* _Entries taken from a collection_:
§

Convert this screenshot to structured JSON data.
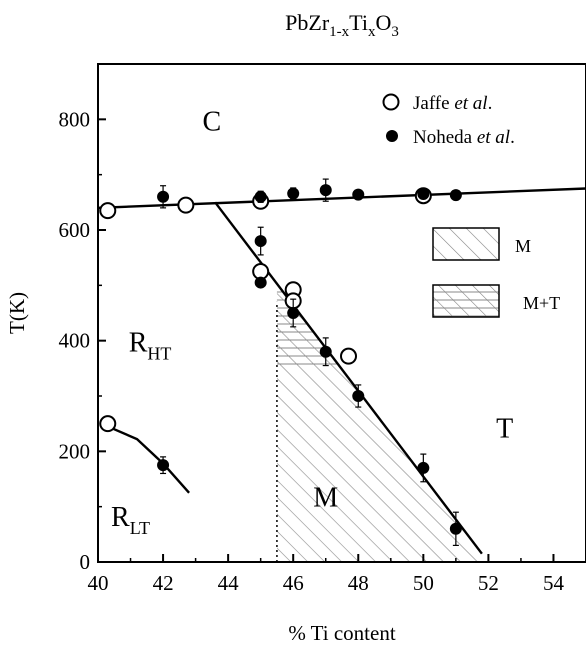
{
  "chart_data": {
    "type": "scatter",
    "title": {
      "base": "PbZr",
      "sub1": "1-x",
      "mid": "Ti",
      "sub2": "x",
      "end": "O",
      "sub3": "3"
    },
    "xlabel": "% Ti content",
    "ylabel": "T(K)",
    "xlim": [
      40,
      55
    ],
    "ylim": [
      0,
      900
    ],
    "xticks": [
      40,
      42,
      44,
      46,
      48,
      50,
      52,
      54
    ],
    "yticks": [
      0,
      200,
      400,
      600,
      800
    ],
    "grid": false,
    "series": [
      {
        "name_main": "Jaffe ",
        "name_em": "et al",
        "name_end": ".",
        "marker": "open-circle",
        "points": [
          [
            40.3,
            635
          ],
          [
            42.7,
            645
          ],
          [
            45,
            652
          ],
          [
            45,
            525
          ],
          [
            46,
            492
          ],
          [
            46,
            472
          ],
          [
            47.7,
            372
          ],
          [
            50,
            662
          ],
          [
            40.3,
            250
          ]
        ]
      },
      {
        "name_main": "Noheda ",
        "name_em": "et al",
        "name_end": ".",
        "marker": "filled-circle",
        "points": [
          {
            "x": 42,
            "y": 660,
            "err": 20
          },
          {
            "x": 45,
            "y": 660,
            "err": 10
          },
          {
            "x": 46,
            "y": 666,
            "err": 10
          },
          {
            "x": 47,
            "y": 672,
            "err": 20
          },
          {
            "x": 48,
            "y": 664,
            "err": 8
          },
          {
            "x": 50,
            "y": 665,
            "err": 8
          },
          {
            "x": 51,
            "y": 663,
            "err": 8
          },
          {
            "x": 45,
            "y": 580,
            "err": 25
          },
          {
            "x": 45,
            "y": 505,
            "err": 8
          },
          {
            "x": 46,
            "y": 450,
            "err": 25
          },
          {
            "x": 47,
            "y": 380,
            "err": 25
          },
          {
            "x": 48,
            "y": 300,
            "err": 20
          },
          {
            "x": 50,
            "y": 170,
            "err": 25
          },
          {
            "x": 51,
            "y": 60,
            "err": 30
          },
          {
            "x": 42,
            "y": 175,
            "err": 15
          }
        ]
      }
    ],
    "boundaries": [
      {
        "name": "C-boundary",
        "points": [
          [
            40,
            640
          ],
          [
            55,
            675
          ]
        ]
      },
      {
        "name": "T-M-boundary",
        "points": [
          [
            43.6,
            650
          ],
          [
            51.8,
            15
          ]
        ]
      },
      {
        "name": "R-boundary",
        "points": [
          [
            40.3,
            245
          ],
          [
            41.2,
            222
          ],
          [
            42,
            178
          ],
          [
            42.8,
            125
          ]
        ]
      },
      {
        "name": "M-dotted-boundary",
        "points": [
          [
            45.5,
            0
          ],
          [
            45.5,
            470
          ]
        ],
        "style": "dotted"
      }
    ],
    "legend": {
      "position": "top-right"
    },
    "hatch_legend": [
      {
        "label": "M",
        "pattern": "diagonal"
      },
      {
        "label": "M+T",
        "pattern": "diagonal+horizontal"
      }
    ],
    "region_labels": [
      {
        "text": "C",
        "x": 43.5,
        "y": 780
      },
      {
        "main": "R",
        "sub": "HT",
        "x": 41.6,
        "y": 380
      },
      {
        "main": "R",
        "sub": "LT",
        "x": 41.0,
        "y": 65
      },
      {
        "text": "T",
        "x": 52.5,
        "y": 225
      },
      {
        "text": "M",
        "x": 47.0,
        "y": 100
      }
    ]
  }
}
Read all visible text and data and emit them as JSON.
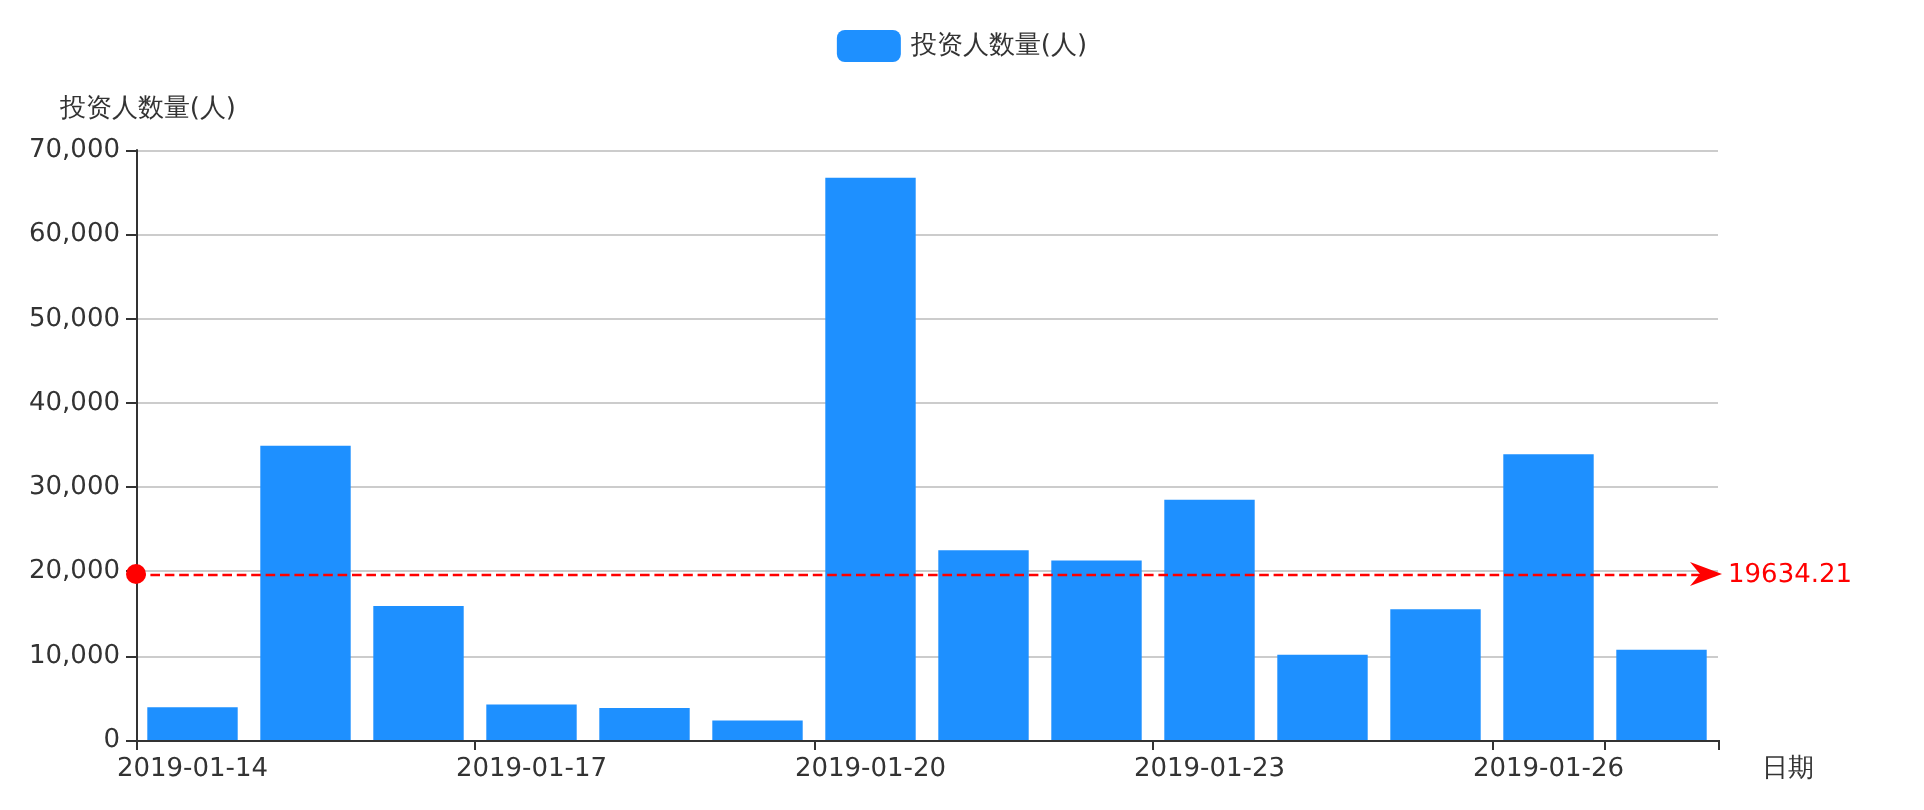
{
  "chart_data": {
    "type": "bar",
    "xlabel": "日期",
    "ylabel": "投资人数量(人)",
    "categories": [
      "2019-01-14",
      null,
      null,
      "2019-01-17",
      null,
      null,
      "2019-01-20",
      null,
      null,
      "2019-01-23",
      null,
      null,
      "2019-01-26",
      null
    ],
    "series": [
      {
        "name": "投资人数量(人)",
        "color": "#1e90ff",
        "values": [
          3900,
          34900,
          15900,
          4200,
          3800,
          2300,
          66700,
          22500,
          21300,
          28500,
          10100,
          15500,
          33900,
          10700
        ]
      }
    ],
    "ylim": [
      0,
      70000
    ],
    "yticks": [
      0,
      {
        "value": 10000,
        "label": "10,000"
      },
      {
        "value": 20000,
        "label": "20,000"
      },
      {
        "value": 30000,
        "label": "30,000"
      },
      {
        "value": 40000,
        "label": "40,000"
      },
      {
        "value": 50000,
        "label": "50,000"
      },
      {
        "value": 60000,
        "label": "60,000"
      },
      {
        "value": 70000,
        "label": "70,000"
      }
    ],
    "ref_lines": [
      {
        "axis": "y",
        "value": 19634.21,
        "label": "19634.21",
        "color": "#ff0000",
        "line_style": "dashed"
      }
    ],
    "grid": "y",
    "legend": "top"
  }
}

§

* _Prompt_: Copy the whole listing above word for word but do not carry over the pictures.

* _Correct answer_:
Convert this screenshot to structured JSON data.
{
  "chart_data": {
    "type": "scatter",
    "title": {
      "base": "PbZr",
      "sub1": "1-x",
      "mid": "Ti",
      "sub2": "x",
      "end": "O",
      "sub3": "3"
    },
    "xlabel": "% Ti content",
    "ylabel": "T(K)",
    "xlim": [
      40,
      55
    ],
    "ylim": [
      0,
      900
    ],
    "xticks": [
      40,
      42,
      44,
      46,
      48,
      50,
      52,
      54
    ],
    "yticks": [
      0,
      200,
      400,
      600,
      800
    ],
    "grid": false,
    "series": [
      {
        "name_main": "Jaffe ",
        "name_em": "et al",
        "name_end": ".",
        "marker": "open-circle",
        "points": [
          [
            40.3,
            635
          ],
          [
            42.7,
            645
          ],
          [
            45,
            652
          ],
          [
            45,
            525
          ],
          [
            46,
            492
          ],
          [
            46,
            472
          ],
          [
            47.7,
            372
          ],
          [
            50,
            662
          ],
          [
            40.3,
            250
          ]
        ]
      },
      {
        "name_main": "Noheda ",
        "name_em": "et al",
        "name_end": ".",
        "marker": "filled-circle",
        "points": [
          {
            "x": 42,
            "y": 660,
            "err": 20
          },
          {
            "x": 45,
            "y": 660,
            "err": 10
          },
          {
            "x": 46,
            "y": 666,
            "err": 10
          },
          {
            "x": 47,
            "y": 672,
            "err": 20
          },
          {
            "x": 48,
            "y": 664,
            "err": 8
          },
          {
            "x": 50,
            "y": 665,
            "err": 8
          },
          {
            "x": 51,
            "y": 663,
            "err": 8
          },
          {
            "x": 45,
            "y": 580,
            "err": 25
          },
          {
            "x": 45,
            "y": 505,
            "err": 8
          },
          {
            "x": 46,
            "y": 450,
            "err": 25
          },
          {
            "x": 47,
            "y": 380,
            "err": 25
          },
          {
            "x": 48,
            "y": 300,
            "err": 20
          },
          {
            "x": 50,
            "y": 170,
            "err": 25
          },
          {
            "x": 51,
            "y": 60,
            "err": 30
          },
          {
            "x": 42,
            "y": 175,
            "err": 15
          }
        ]
      }
    ],
    "boundaries": [
      {
        "name": "C-boundary",
        "points": [
          [
            40,
            640
          ],
          [
            55,
            675
          ]
        ]
      },
      {
        "name": "T-M-boundary",
        "points": [
          [
            43.6,
            650
          ],
          [
            51.8,
            15
          ]
        ]
      },
      {
        "name": "R-boundary",
        "points": [
          [
            40.3,
            245
          ],
          [
            41.2,
            222
          ],
          [
            42,
            178
          ],
          [
            42.8,
            125
          ]
        ]
      },
      {
        "name": "M-dotted-boundary",
        "points": [
          [
            45.5,
            0
          ],
          [
            45.5,
            470
          ]
        ],
        "style": "dotted"
      }
    ],
    "legend": {
      "position": "top-right"
    },
    "hatch_legend": [
      {
        "label": "M",
        "pattern": "diagonal"
      },
      {
        "label": "M+T",
        "pattern": "diagonal+horizontal"
      }
    ],
    "region_labels": [
      {
        "text": "C",
        "x": 43.5,
        "y": 780
      },
      {
        "main": "R",
        "sub": "HT",
        "x": 41.6,
        "y": 380
      },
      {
        "main": "R",
        "sub": "LT",
        "x": 41.0,
        "y": 65
      },
      {
        "text": "T",
        "x": 52.5,
        "y": 225
      },
      {
        "text": "M",
        "x": 47.0,
        "y": 100
      }
    ]
  }
}
Read all visible text and data and emit them as JSON.
{
  "chart_data": {
    "type": "bar",
    "xlabel": "日期",
    "ylabel": "投资人数量(人)",
    "categories": [
      "2019-01-14",
      null,
      null,
      "2019-01-17",
      null,
      null,
      "2019-01-20",
      null,
      null,
      "2019-01-23",
      null,
      null,
      "2019-01-26",
      null
    ],
    "series": [
      {
        "name": "投资人数量(人)",
        "color": "#1e90ff",
        "values": [
          3900,
          34900,
          15900,
          4200,
          3800,
          2300,
          66700,
          22500,
          21300,
          28500,
          10100,
          15500,
          33900,
          10700
        ]
      }
    ],
    "ylim": [
      0,
      70000
    ],
    "yticks": [
      0,
      {
        "value": 10000,
        "label": "10,000"
      },
      {
        "value": 20000,
        "label": "20,000"
      },
      {
        "value": 30000,
        "label": "30,000"
      },
      {
        "value": 40000,
        "label": "40,000"
      },
      {
        "value": 50000,
        "label": "50,000"
      },
      {
        "value": 60000,
        "label": "60,000"
      },
      {
        "value": 70000,
        "label": "70,000"
      }
    ],
    "ref_lines": [
      {
        "axis": "y",
        "value": 19634.21,
        "label": "19634.21",
        "color": "#ff0000",
        "line_style": "dashed"
      }
    ],
    "grid": "y",
    "legend": "top"
  }
}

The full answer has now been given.